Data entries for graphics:
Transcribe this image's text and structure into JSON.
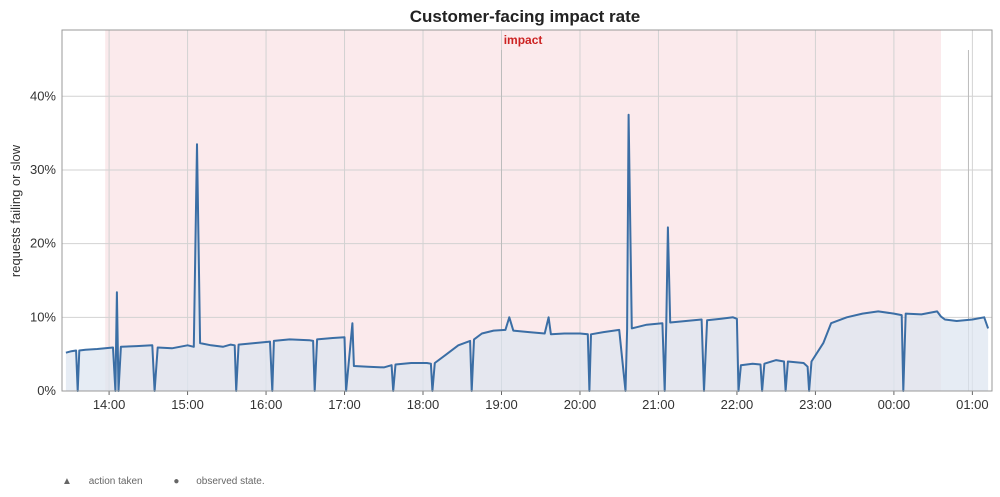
{
  "chart_data": {
    "type": "area",
    "title": "Customer-facing impact rate",
    "ylabel": "requests failing or slow",
    "xlabel": "",
    "x_range_hours": [
      13.4,
      25.25
    ],
    "ylim": [
      0,
      0.49
    ],
    "y_ticks": [
      0,
      0.1,
      0.2,
      0.3,
      0.4
    ],
    "y_tick_labels": [
      "0%",
      "10%",
      "20%",
      "30%",
      "40%"
    ],
    "x_ticks": [
      14,
      15,
      16,
      17,
      18,
      19,
      20,
      21,
      22,
      23,
      24,
      25
    ],
    "x_tick_labels": [
      "14:00",
      "15:00",
      "16:00",
      "17:00",
      "18:00",
      "19:00",
      "20:00",
      "21:00",
      "22:00",
      "23:00",
      "00:00",
      "01:00"
    ],
    "grid": true,
    "impact_window": {
      "label": "impact",
      "start": 13.95,
      "end": 24.6,
      "color": "#fbeaec",
      "label_color": "#cc2222"
    },
    "marker_lines": [
      19.0,
      24.95
    ],
    "series": [
      {
        "color": "#3b6ea5",
        "fill": "#dde6f0",
        "points": [
          [
            13.45,
            0.052
          ],
          [
            13.52,
            0.054
          ],
          [
            13.58,
            0.055
          ],
          [
            13.6,
            0.0
          ],
          [
            13.62,
            0.055
          ],
          [
            13.7,
            0.056
          ],
          [
            13.85,
            0.057
          ],
          [
            13.95,
            0.058
          ],
          [
            14.05,
            0.059
          ],
          [
            14.08,
            0.0
          ],
          [
            14.1,
            0.134
          ],
          [
            14.12,
            0.0
          ],
          [
            14.15,
            0.06
          ],
          [
            14.35,
            0.061
          ],
          [
            14.55,
            0.062
          ],
          [
            14.58,
            0.0
          ],
          [
            14.62,
            0.059
          ],
          [
            14.8,
            0.058
          ],
          [
            15.0,
            0.062
          ],
          [
            15.08,
            0.06
          ],
          [
            15.12,
            0.335
          ],
          [
            15.16,
            0.065
          ],
          [
            15.3,
            0.062
          ],
          [
            15.45,
            0.06
          ],
          [
            15.55,
            0.063
          ],
          [
            15.6,
            0.062
          ],
          [
            15.62,
            0.0
          ],
          [
            15.65,
            0.063
          ],
          [
            15.85,
            0.065
          ],
          [
            16.05,
            0.067
          ],
          [
            16.08,
            0.0
          ],
          [
            16.1,
            0.068
          ],
          [
            16.3,
            0.07
          ],
          [
            16.55,
            0.069
          ],
          [
            16.6,
            0.068
          ],
          [
            16.62,
            0.0
          ],
          [
            16.65,
            0.07
          ],
          [
            16.85,
            0.072
          ],
          [
            17.0,
            0.073
          ],
          [
            17.02,
            0.0
          ],
          [
            17.05,
            0.035
          ],
          [
            17.1,
            0.092
          ],
          [
            17.12,
            0.034
          ],
          [
            17.3,
            0.033
          ],
          [
            17.5,
            0.032
          ],
          [
            17.6,
            0.035
          ],
          [
            17.62,
            0.0
          ],
          [
            17.65,
            0.036
          ],
          [
            17.85,
            0.038
          ],
          [
            18.05,
            0.038
          ],
          [
            18.1,
            0.037
          ],
          [
            18.12,
            0.0
          ],
          [
            18.15,
            0.038
          ],
          [
            18.3,
            0.05
          ],
          [
            18.45,
            0.062
          ],
          [
            18.6,
            0.068
          ],
          [
            18.62,
            0.0
          ],
          [
            18.65,
            0.07
          ],
          [
            18.75,
            0.078
          ],
          [
            18.9,
            0.082
          ],
          [
            19.05,
            0.083
          ],
          [
            19.1,
            0.1
          ],
          [
            19.15,
            0.082
          ],
          [
            19.35,
            0.08
          ],
          [
            19.55,
            0.078
          ],
          [
            19.6,
            0.1
          ],
          [
            19.63,
            0.077
          ],
          [
            19.8,
            0.078
          ],
          [
            20.0,
            0.078
          ],
          [
            20.1,
            0.077
          ],
          [
            20.12,
            0.0
          ],
          [
            20.14,
            0.077
          ],
          [
            20.3,
            0.08
          ],
          [
            20.5,
            0.083
          ],
          [
            20.58,
            0.0
          ],
          [
            20.6,
            0.083
          ],
          [
            20.62,
            0.375
          ],
          [
            20.66,
            0.085
          ],
          [
            20.85,
            0.09
          ],
          [
            21.05,
            0.092
          ],
          [
            21.08,
            0.0
          ],
          [
            21.1,
            0.093
          ],
          [
            21.12,
            0.222
          ],
          [
            21.15,
            0.093
          ],
          [
            21.35,
            0.095
          ],
          [
            21.55,
            0.097
          ],
          [
            21.58,
            0.0
          ],
          [
            21.62,
            0.096
          ],
          [
            21.8,
            0.098
          ],
          [
            21.95,
            0.1
          ],
          [
            22.0,
            0.098
          ],
          [
            22.02,
            0.0
          ],
          [
            22.05,
            0.035
          ],
          [
            22.2,
            0.037
          ],
          [
            22.3,
            0.036
          ],
          [
            22.32,
            0.0
          ],
          [
            22.35,
            0.037
          ],
          [
            22.5,
            0.042
          ],
          [
            22.6,
            0.04
          ],
          [
            22.62,
            0.0
          ],
          [
            22.65,
            0.04
          ],
          [
            22.85,
            0.038
          ],
          [
            22.9,
            0.033
          ],
          [
            22.92,
            0.0
          ],
          [
            22.95,
            0.04
          ],
          [
            23.1,
            0.065
          ],
          [
            23.2,
            0.092
          ],
          [
            23.4,
            0.1
          ],
          [
            23.6,
            0.105
          ],
          [
            23.8,
            0.108
          ],
          [
            24.0,
            0.105
          ],
          [
            24.1,
            0.103
          ],
          [
            24.12,
            0.0
          ],
          [
            24.15,
            0.105
          ],
          [
            24.35,
            0.104
          ],
          [
            24.55,
            0.108
          ],
          [
            24.6,
            0.101
          ],
          [
            24.65,
            0.097
          ],
          [
            24.8,
            0.095
          ],
          [
            25.0,
            0.097
          ],
          [
            25.15,
            0.1
          ],
          [
            25.2,
            0.085
          ]
        ]
      }
    ]
  },
  "legend": {
    "action_taken_symbol": "▲",
    "action_taken": "action taken",
    "observed_state_symbol": "●",
    "observed_state": "observed state."
  }
}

PROBLEM: Return each line of the data, keeping its wording exact and omitting pictures.

RESULT OF THIS EXERCISE:
Transcribe this image's text and structure into JSON.
{
  "chart_data": {
    "type": "area",
    "title": "Customer-facing impact rate",
    "ylabel": "requests failing or slow",
    "xlabel": "",
    "x_range_hours": [
      13.4,
      25.25
    ],
    "ylim": [
      0,
      0.49
    ],
    "y_ticks": [
      0,
      0.1,
      0.2,
      0.3,
      0.4
    ],
    "y_tick_labels": [
      "0%",
      "10%",
      "20%",
      "30%",
      "40%"
    ],
    "x_ticks": [
      14,
      15,
      16,
      17,
      18,
      19,
      20,
      21,
      22,
      23,
      24,
      25
    ],
    "x_tick_labels": [
      "14:00",
      "15:00",
      "16:00",
      "17:00",
      "18:00",
      "19:00",
      "20:00",
      "21:00",
      "22:00",
      "23:00",
      "00:00",
      "01:00"
    ],
    "grid": true,
    "impact_window": {
      "label": "impact",
      "start": 13.95,
      "end": 24.6,
      "color": "#fbeaec",
      "label_color": "#cc2222"
    },
    "marker_lines": [
      19.0,
      24.95
    ],
    "series": [
      {
        "color": "#3b6ea5",
        "fill": "#dde6f0",
        "points": [
          [
            13.45,
            0.052
          ],
          [
            13.52,
            0.054
          ],
          [
            13.58,
            0.055
          ],
          [
            13.6,
            0.0
          ],
          [
            13.62,
            0.055
          ],
          [
            13.7,
            0.056
          ],
          [
            13.85,
            0.057
          ],
          [
            13.95,
            0.058
          ],
          [
            14.05,
            0.059
          ],
          [
            14.08,
            0.0
          ],
          [
            14.1,
            0.134
          ],
          [
            14.12,
            0.0
          ],
          [
            14.15,
            0.06
          ],
          [
            14.35,
            0.061
          ],
          [
            14.55,
            0.062
          ],
          [
            14.58,
            0.0
          ],
          [
            14.62,
            0.059
          ],
          [
            14.8,
            0.058
          ],
          [
            15.0,
            0.062
          ],
          [
            15.08,
            0.06
          ],
          [
            15.12,
            0.335
          ],
          [
            15.16,
            0.065
          ],
          [
            15.3,
            0.062
          ],
          [
            15.45,
            0.06
          ],
          [
            15.55,
            0.063
          ],
          [
            15.6,
            0.062
          ],
          [
            15.62,
            0.0
          ],
          [
            15.65,
            0.063
          ],
          [
            15.85,
            0.065
          ],
          [
            16.05,
            0.067
          ],
          [
            16.08,
            0.0
          ],
          [
            16.1,
            0.068
          ],
          [
            16.3,
            0.07
          ],
          [
            16.55,
            0.069
          ],
          [
            16.6,
            0.068
          ],
          [
            16.62,
            0.0
          ],
          [
            16.65,
            0.07
          ],
          [
            16.85,
            0.072
          ],
          [
            17.0,
            0.073
          ],
          [
            17.02,
            0.0
          ],
          [
            17.05,
            0.035
          ],
          [
            17.1,
            0.092
          ],
          [
            17.12,
            0.034
          ],
          [
            17.3,
            0.033
          ],
          [
            17.5,
            0.032
          ],
          [
            17.6,
            0.035
          ],
          [
            17.62,
            0.0
          ],
          [
            17.65,
            0.036
          ],
          [
            17.85,
            0.038
          ],
          [
            18.05,
            0.038
          ],
          [
            18.1,
            0.037
          ],
          [
            18.12,
            0.0
          ],
          [
            18.15,
            0.038
          ],
          [
            18.3,
            0.05
          ],
          [
            18.45,
            0.062
          ],
          [
            18.6,
            0.068
          ],
          [
            18.62,
            0.0
          ],
          [
            18.65,
            0.07
          ],
          [
            18.75,
            0.078
          ],
          [
            18.9,
            0.082
          ],
          [
            19.05,
            0.083
          ],
          [
            19.1,
            0.1
          ],
          [
            19.15,
            0.082
          ],
          [
            19.35,
            0.08
          ],
          [
            19.55,
            0.078
          ],
          [
            19.6,
            0.1
          ],
          [
            19.63,
            0.077
          ],
          [
            19.8,
            0.078
          ],
          [
            20.0,
            0.078
          ],
          [
            20.1,
            0.077
          ],
          [
            20.12,
            0.0
          ],
          [
            20.14,
            0.077
          ],
          [
            20.3,
            0.08
          ],
          [
            20.5,
            0.083
          ],
          [
            20.58,
            0.0
          ],
          [
            20.6,
            0.083
          ],
          [
            20.62,
            0.375
          ],
          [
            20.66,
            0.085
          ],
          [
            20.85,
            0.09
          ],
          [
            21.05,
            0.092
          ],
          [
            21.08,
            0.0
          ],
          [
            21.1,
            0.093
          ],
          [
            21.12,
            0.222
          ],
          [
            21.15,
            0.093
          ],
          [
            21.35,
            0.095
          ],
          [
            21.55,
            0.097
          ],
          [
            21.58,
            0.0
          ],
          [
            21.62,
            0.096
          ],
          [
            21.8,
            0.098
          ],
          [
            21.95,
            0.1
          ],
          [
            22.0,
            0.098
          ],
          [
            22.02,
            0.0
          ],
          [
            22.05,
            0.035
          ],
          [
            22.2,
            0.037
          ],
          [
            22.3,
            0.036
          ],
          [
            22.32,
            0.0
          ],
          [
            22.35,
            0.037
          ],
          [
            22.5,
            0.042
          ],
          [
            22.6,
            0.04
          ],
          [
            22.62,
            0.0
          ],
          [
            22.65,
            0.04
          ],
          [
            22.85,
            0.038
          ],
          [
            22.9,
            0.033
          ],
          [
            22.92,
            0.0
          ],
          [
            22.95,
            0.04
          ],
          [
            23.1,
            0.065
          ],
          [
            23.2,
            0.092
          ],
          [
            23.4,
            0.1
          ],
          [
            23.6,
            0.105
          ],
          [
            23.8,
            0.108
          ],
          [
            24.0,
            0.105
          ],
          [
            24.1,
            0.103
          ],
          [
            24.12,
            0.0
          ],
          [
            24.15,
            0.105
          ],
          [
            24.35,
            0.104
          ],
          [
            24.55,
            0.108
          ],
          [
            24.6,
            0.101
          ],
          [
            24.65,
            0.097
          ],
          [
            24.8,
            0.095
          ],
          [
            25.0,
            0.097
          ],
          [
            25.15,
            0.1
          ],
          [
            25.2,
            0.085
          ]
        ]
      }
    ]
  },
  "legend": {
    "action_taken_symbol": "▲",
    "action_taken": "action taken",
    "observed_state_symbol": "●",
    "observed_state": "observed state."
  }
}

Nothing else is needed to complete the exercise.